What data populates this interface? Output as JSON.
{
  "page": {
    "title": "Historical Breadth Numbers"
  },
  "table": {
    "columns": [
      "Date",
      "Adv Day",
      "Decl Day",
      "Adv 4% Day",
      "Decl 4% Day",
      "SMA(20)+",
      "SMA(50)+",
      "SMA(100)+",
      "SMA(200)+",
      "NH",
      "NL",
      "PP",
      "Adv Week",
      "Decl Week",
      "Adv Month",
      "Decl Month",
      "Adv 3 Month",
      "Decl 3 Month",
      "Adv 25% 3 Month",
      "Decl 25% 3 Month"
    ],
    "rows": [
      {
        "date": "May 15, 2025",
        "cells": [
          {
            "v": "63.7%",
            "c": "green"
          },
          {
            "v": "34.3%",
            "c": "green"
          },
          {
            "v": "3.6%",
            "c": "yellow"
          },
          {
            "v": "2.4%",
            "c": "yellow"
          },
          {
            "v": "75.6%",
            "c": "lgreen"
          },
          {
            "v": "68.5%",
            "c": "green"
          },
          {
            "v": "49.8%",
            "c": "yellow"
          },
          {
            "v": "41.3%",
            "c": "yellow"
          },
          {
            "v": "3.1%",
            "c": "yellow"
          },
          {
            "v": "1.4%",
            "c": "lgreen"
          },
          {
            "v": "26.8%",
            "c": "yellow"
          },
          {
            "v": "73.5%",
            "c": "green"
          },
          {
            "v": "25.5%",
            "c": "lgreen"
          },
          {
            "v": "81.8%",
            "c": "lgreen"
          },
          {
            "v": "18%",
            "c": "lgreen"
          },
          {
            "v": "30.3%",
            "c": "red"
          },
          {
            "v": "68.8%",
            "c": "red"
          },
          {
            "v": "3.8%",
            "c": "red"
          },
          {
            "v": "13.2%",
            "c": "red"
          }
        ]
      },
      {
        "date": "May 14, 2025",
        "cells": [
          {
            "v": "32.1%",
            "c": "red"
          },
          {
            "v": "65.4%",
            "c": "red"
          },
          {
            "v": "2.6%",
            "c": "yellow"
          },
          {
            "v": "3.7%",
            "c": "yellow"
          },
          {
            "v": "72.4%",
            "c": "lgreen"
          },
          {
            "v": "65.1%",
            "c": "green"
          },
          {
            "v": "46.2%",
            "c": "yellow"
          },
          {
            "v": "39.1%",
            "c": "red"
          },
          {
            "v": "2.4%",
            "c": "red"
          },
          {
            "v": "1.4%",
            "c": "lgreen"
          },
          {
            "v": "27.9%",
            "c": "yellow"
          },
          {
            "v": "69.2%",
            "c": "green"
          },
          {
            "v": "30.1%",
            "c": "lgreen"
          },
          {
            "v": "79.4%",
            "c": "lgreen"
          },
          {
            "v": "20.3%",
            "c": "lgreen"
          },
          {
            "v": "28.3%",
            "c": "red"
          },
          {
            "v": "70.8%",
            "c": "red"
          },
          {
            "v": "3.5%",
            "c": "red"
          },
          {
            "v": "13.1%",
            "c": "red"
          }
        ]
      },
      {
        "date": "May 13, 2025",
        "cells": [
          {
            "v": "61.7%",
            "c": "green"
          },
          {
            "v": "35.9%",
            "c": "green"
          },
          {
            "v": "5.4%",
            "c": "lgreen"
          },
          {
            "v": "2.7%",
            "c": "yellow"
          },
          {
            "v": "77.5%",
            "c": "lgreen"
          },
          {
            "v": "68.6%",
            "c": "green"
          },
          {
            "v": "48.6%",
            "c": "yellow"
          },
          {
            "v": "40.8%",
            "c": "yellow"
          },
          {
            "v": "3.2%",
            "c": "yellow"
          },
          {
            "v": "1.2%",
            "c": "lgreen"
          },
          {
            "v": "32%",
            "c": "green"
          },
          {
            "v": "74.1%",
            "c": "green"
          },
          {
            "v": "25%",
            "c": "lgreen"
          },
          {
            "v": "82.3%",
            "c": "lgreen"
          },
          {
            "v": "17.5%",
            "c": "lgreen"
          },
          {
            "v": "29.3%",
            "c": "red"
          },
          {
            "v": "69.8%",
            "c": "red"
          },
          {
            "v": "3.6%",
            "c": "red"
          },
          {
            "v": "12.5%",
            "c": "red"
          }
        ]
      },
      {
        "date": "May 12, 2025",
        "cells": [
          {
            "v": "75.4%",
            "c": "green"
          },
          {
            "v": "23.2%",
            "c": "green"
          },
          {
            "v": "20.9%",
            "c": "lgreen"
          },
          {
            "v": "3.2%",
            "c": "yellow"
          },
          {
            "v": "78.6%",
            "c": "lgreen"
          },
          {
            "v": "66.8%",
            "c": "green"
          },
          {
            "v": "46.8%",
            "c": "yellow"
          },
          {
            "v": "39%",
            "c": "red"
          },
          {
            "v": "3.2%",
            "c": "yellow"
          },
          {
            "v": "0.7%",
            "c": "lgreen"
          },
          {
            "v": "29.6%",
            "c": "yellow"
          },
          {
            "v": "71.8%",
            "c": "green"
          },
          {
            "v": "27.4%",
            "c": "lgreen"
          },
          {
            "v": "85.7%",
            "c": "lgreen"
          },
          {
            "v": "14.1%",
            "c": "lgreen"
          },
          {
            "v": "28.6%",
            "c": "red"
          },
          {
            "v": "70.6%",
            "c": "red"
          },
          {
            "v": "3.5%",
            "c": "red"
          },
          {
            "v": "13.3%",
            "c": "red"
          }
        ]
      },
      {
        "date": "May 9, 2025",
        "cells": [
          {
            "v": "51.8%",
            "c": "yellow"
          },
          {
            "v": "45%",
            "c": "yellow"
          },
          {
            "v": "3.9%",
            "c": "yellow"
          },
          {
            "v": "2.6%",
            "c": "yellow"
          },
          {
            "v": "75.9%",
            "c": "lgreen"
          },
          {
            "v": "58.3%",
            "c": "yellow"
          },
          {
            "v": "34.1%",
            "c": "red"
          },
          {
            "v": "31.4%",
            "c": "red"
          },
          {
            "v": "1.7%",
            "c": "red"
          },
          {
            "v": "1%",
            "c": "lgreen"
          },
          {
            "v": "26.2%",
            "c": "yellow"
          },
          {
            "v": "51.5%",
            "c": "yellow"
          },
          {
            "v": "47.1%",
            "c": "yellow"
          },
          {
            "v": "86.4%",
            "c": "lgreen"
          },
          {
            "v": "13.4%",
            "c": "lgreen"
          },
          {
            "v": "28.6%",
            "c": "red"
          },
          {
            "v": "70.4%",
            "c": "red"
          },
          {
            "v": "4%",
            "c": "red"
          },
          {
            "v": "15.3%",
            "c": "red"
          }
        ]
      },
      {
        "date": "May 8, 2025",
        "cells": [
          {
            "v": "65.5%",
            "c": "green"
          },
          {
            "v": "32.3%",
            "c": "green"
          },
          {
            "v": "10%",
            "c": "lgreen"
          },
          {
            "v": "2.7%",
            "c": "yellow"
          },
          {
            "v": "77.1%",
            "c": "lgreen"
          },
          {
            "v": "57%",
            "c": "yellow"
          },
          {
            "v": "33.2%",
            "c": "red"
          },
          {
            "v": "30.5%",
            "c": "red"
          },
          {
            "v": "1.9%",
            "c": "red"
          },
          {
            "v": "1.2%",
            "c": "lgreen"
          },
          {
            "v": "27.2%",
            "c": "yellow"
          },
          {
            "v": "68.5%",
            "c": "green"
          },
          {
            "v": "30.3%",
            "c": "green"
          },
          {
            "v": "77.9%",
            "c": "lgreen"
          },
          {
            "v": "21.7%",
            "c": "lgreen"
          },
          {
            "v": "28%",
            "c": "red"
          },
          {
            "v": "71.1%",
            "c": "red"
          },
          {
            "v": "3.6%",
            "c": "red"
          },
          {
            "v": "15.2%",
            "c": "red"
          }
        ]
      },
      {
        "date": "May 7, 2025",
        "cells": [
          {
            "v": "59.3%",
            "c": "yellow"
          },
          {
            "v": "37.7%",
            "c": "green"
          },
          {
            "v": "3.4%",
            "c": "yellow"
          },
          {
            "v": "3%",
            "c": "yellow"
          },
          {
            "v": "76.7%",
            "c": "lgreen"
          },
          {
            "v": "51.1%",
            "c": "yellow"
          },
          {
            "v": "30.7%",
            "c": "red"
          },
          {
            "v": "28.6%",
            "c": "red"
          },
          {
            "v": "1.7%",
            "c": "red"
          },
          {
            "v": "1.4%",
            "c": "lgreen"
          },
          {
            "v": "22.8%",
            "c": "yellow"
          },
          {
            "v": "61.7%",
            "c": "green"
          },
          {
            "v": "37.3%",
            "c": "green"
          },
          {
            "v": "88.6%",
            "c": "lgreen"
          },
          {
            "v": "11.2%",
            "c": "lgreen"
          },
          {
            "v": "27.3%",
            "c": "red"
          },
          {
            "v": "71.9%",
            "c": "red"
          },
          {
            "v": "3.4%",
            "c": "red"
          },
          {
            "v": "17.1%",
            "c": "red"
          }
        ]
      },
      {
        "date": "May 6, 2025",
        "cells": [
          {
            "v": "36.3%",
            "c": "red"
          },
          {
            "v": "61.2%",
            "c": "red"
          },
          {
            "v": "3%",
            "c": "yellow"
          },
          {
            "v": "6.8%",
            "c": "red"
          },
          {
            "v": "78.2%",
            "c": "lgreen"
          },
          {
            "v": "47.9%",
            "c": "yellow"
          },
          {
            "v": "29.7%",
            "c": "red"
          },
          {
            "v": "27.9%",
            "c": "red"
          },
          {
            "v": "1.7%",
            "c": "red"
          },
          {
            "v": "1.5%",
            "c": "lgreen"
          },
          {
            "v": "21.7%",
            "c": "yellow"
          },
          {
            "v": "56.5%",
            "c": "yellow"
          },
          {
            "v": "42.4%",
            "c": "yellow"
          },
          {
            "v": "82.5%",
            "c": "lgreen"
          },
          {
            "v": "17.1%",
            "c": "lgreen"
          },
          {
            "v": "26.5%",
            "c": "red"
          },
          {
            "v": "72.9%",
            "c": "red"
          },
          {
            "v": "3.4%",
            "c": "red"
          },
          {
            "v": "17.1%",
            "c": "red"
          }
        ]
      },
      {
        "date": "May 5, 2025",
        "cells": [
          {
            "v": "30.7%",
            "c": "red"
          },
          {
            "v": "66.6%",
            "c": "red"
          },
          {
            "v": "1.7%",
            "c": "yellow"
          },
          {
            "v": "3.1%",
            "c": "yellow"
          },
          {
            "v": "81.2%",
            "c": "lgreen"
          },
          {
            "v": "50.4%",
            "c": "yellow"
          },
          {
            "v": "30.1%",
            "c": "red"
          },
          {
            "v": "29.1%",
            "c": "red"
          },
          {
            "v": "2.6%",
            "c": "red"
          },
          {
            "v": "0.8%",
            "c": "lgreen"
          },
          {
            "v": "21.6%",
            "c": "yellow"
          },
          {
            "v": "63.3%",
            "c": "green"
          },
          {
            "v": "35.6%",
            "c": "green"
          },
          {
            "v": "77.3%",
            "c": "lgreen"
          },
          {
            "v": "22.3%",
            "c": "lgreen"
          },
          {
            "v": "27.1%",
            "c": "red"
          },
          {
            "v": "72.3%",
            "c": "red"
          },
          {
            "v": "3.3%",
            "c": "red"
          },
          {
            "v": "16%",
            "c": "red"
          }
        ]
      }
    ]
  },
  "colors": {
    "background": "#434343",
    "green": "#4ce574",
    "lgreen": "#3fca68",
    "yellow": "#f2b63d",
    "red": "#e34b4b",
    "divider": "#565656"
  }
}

■ **What the exercise asks**
From the listing, copy each line containing the word "Month".

■ **Solution to this problem**
      "Adv Month",
      "Decl Month",
      "Adv 3 Month",
      "Decl 3 Month",
      "Adv 25% 3 Month",
      "Decl 25% 3 Month"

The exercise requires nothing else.